Images do not belong in the copy. Retype all the entries below exactly.

——

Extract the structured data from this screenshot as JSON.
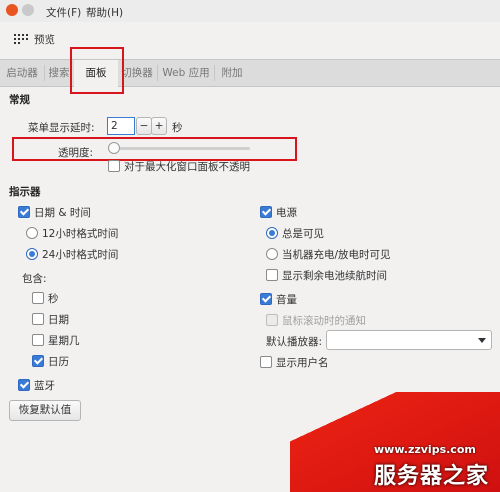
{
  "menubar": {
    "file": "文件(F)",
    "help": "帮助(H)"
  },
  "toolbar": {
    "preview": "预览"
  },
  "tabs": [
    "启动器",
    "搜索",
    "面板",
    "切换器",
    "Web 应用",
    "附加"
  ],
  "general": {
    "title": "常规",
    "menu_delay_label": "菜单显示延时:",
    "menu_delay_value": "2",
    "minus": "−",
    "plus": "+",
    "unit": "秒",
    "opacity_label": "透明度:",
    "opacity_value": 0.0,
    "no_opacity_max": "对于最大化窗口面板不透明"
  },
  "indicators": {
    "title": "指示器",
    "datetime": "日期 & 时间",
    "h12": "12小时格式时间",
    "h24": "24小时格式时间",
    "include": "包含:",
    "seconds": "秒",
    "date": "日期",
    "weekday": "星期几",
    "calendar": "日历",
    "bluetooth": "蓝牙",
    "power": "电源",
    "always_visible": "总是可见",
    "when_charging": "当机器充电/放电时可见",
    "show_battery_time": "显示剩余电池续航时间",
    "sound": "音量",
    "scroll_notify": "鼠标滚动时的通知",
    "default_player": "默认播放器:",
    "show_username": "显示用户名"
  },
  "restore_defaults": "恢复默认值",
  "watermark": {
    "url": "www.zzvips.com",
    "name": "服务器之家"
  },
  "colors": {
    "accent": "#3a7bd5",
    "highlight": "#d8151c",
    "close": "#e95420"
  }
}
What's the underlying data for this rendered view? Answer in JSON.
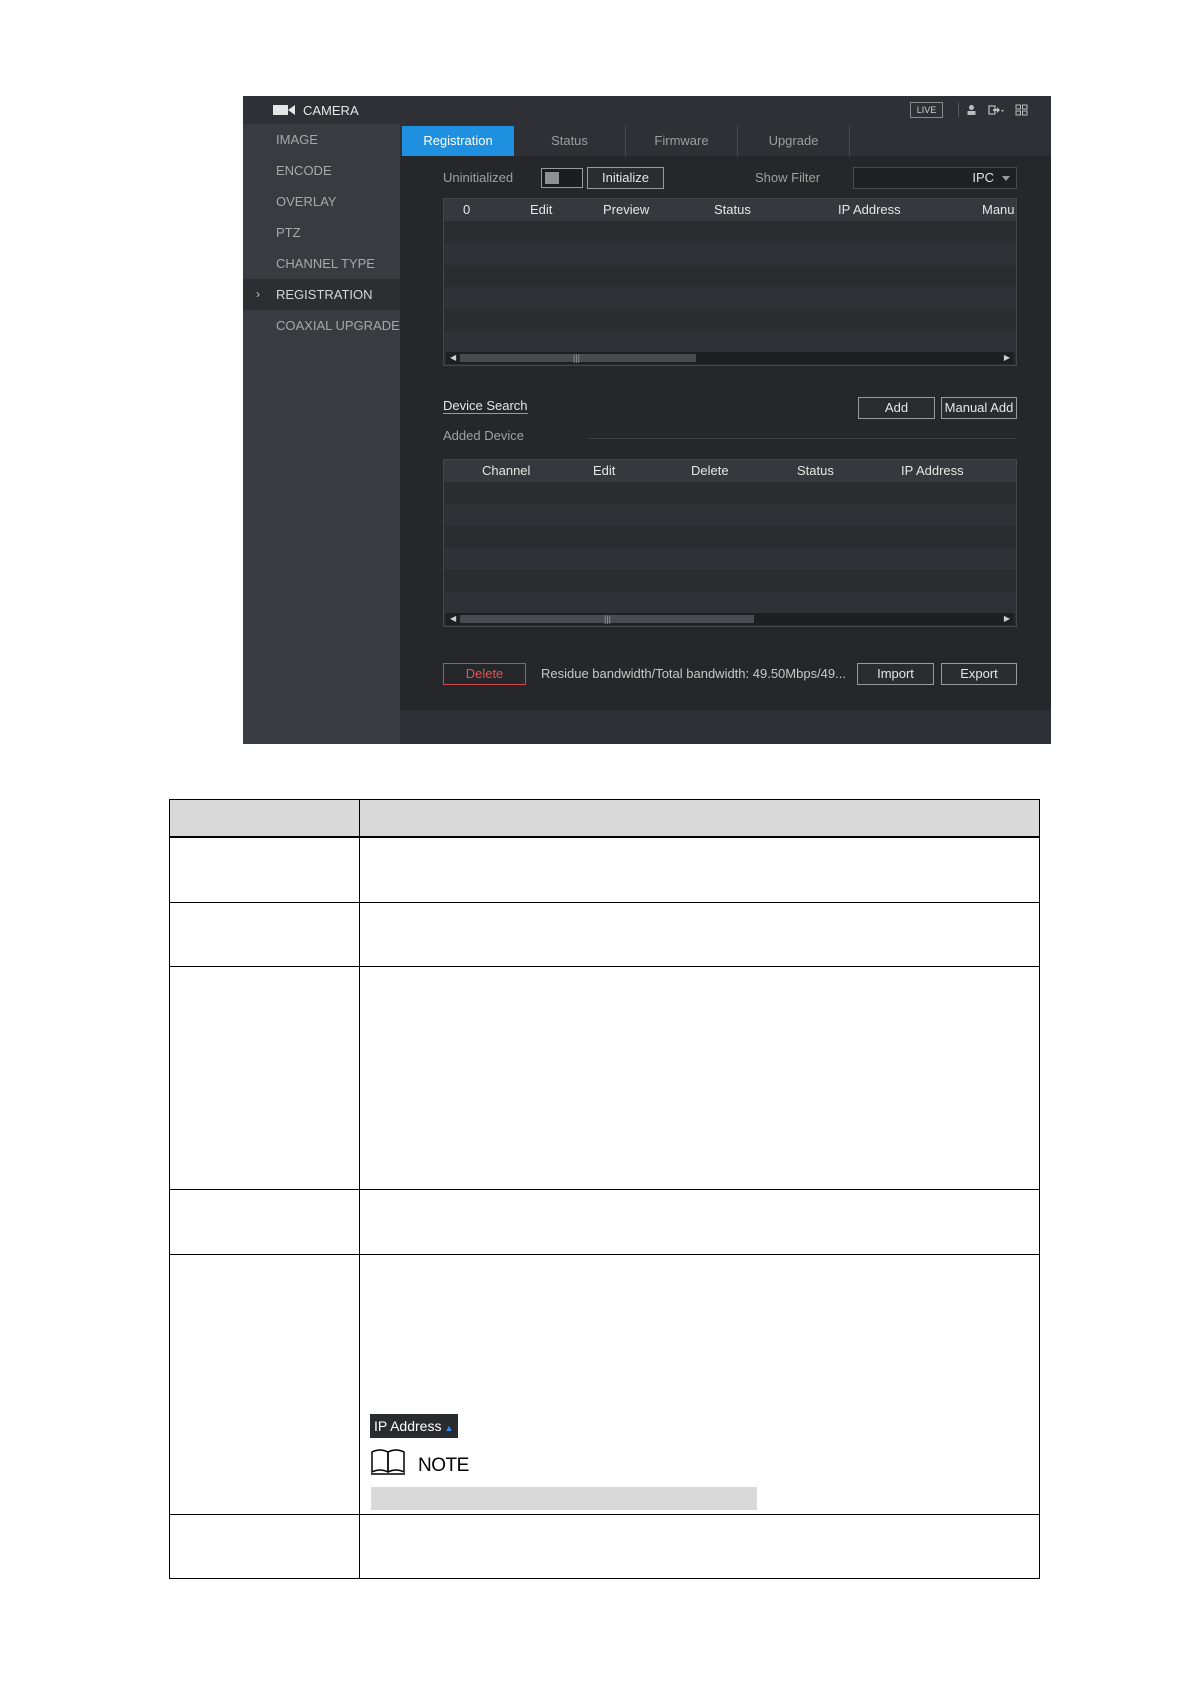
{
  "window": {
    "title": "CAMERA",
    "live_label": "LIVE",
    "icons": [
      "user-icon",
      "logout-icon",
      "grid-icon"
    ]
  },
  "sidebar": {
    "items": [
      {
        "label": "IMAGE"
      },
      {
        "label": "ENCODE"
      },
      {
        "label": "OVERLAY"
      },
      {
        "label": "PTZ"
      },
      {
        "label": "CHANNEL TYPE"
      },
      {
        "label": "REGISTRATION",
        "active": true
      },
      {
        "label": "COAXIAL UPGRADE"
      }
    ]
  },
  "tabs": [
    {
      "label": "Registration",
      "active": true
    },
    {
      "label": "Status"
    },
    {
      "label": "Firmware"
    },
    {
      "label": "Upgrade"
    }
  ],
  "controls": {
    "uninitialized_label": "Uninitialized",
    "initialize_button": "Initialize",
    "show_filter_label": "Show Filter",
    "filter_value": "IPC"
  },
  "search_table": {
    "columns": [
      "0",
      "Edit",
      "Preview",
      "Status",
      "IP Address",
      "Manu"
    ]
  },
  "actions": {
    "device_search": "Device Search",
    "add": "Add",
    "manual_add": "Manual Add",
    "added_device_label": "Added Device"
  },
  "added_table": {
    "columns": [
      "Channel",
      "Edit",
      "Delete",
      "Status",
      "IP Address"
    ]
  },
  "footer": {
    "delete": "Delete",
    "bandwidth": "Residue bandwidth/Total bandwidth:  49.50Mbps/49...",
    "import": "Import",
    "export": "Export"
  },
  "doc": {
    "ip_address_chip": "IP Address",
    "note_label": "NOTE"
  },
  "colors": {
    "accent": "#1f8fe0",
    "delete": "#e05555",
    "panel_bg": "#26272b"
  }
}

——

● The result
Extract the structured data from this screenshot as JSON.
{
  "menubar": {
    "file": "文件(F)",
    "help": "帮助(H)"
  },
  "toolbar": {
    "preview": "预览"
  },
  "tabs": [
    "启动器",
    "搜索",
    "面板",
    "切换器",
    "Web 应用",
    "附加"
  ],
  "general": {
    "title": "常规",
    "menu_delay_label": "菜单显示延时:",
    "menu_delay_value": "2",
    "minus": "−",
    "plus": "+",
    "unit": "秒",
    "opacity_label": "透明度:",
    "opacity_value": 0.0,
    "no_opacity_max": "对于最大化窗口面板不透明"
  },
  "indicators": {
    "title": "指示器",
    "datetime": "日期 & 时间",
    "h12": "12小时格式时间",
    "h24": "24小时格式时间",
    "include": "包含:",
    "seconds": "秒",
    "date": "日期",
    "weekday": "星期几",
    "calendar": "日历",
    "bluetooth": "蓝牙",
    "power": "电源",
    "always_visible": "总是可见",
    "when_charging": "当机器充电/放电时可见",
    "show_battery_time": "显示剩余电池续航时间",
    "sound": "音量",
    "scroll_notify": "鼠标滚动时的通知",
    "default_player": "默认播放器:",
    "show_username": "显示用户名"
  },
  "restore_defaults": "恢复默认值",
  "watermark": {
    "url": "www.zzvips.com",
    "name": "服务器之家"
  },
  "colors": {
    "accent": "#3a7bd5",
    "highlight": "#d8151c",
    "close": "#e95420"
  }
}
What's the underlying data for this rendered view? Answer in JSON.
{
  "window": {
    "title": "CAMERA",
    "live_label": "LIVE",
    "icons": [
      "user-icon",
      "logout-icon",
      "grid-icon"
    ]
  },
  "sidebar": {
    "items": [
      {
        "label": "IMAGE"
      },
      {
        "label": "ENCODE"
      },
      {
        "label": "OVERLAY"
      },
      {
        "label": "PTZ"
      },
      {
        "label": "CHANNEL TYPE"
      },
      {
        "label": "REGISTRATION",
        "active": true
      },
      {
        "label": "COAXIAL UPGRADE"
      }
    ]
  },
  "tabs": [
    {
      "label": "Registration",
      "active": true
    },
    {
      "label": "Status"
    },
    {
      "label": "Firmware"
    },
    {
      "label": "Upgrade"
    }
  ],
  "controls": {
    "uninitialized_label": "Uninitialized",
    "initialize_button": "Initialize",
    "show_filter_label": "Show Filter",
    "filter_value": "IPC"
  },
  "search_table": {
    "columns": [
      "0",
      "Edit",
      "Preview",
      "Status",
      "IP Address",
      "Manu"
    ]
  },
  "actions": {
    "device_search": "Device Search",
    "add": "Add",
    "manual_add": "Manual Add",
    "added_device_label": "Added Device"
  },
  "added_table": {
    "columns": [
      "Channel",
      "Edit",
      "Delete",
      "Status",
      "IP Address"
    ]
  },
  "footer": {
    "delete": "Delete",
    "bandwidth": "Residue bandwidth/Total bandwidth:  49.50Mbps/49...",
    "import": "Import",
    "export": "Export"
  },
  "doc": {
    "ip_address_chip": "IP Address",
    "note_label": "NOTE"
  },
  "colors": {
    "accent": "#1f8fe0",
    "delete": "#e05555",
    "panel_bg": "#26272b"
  }
}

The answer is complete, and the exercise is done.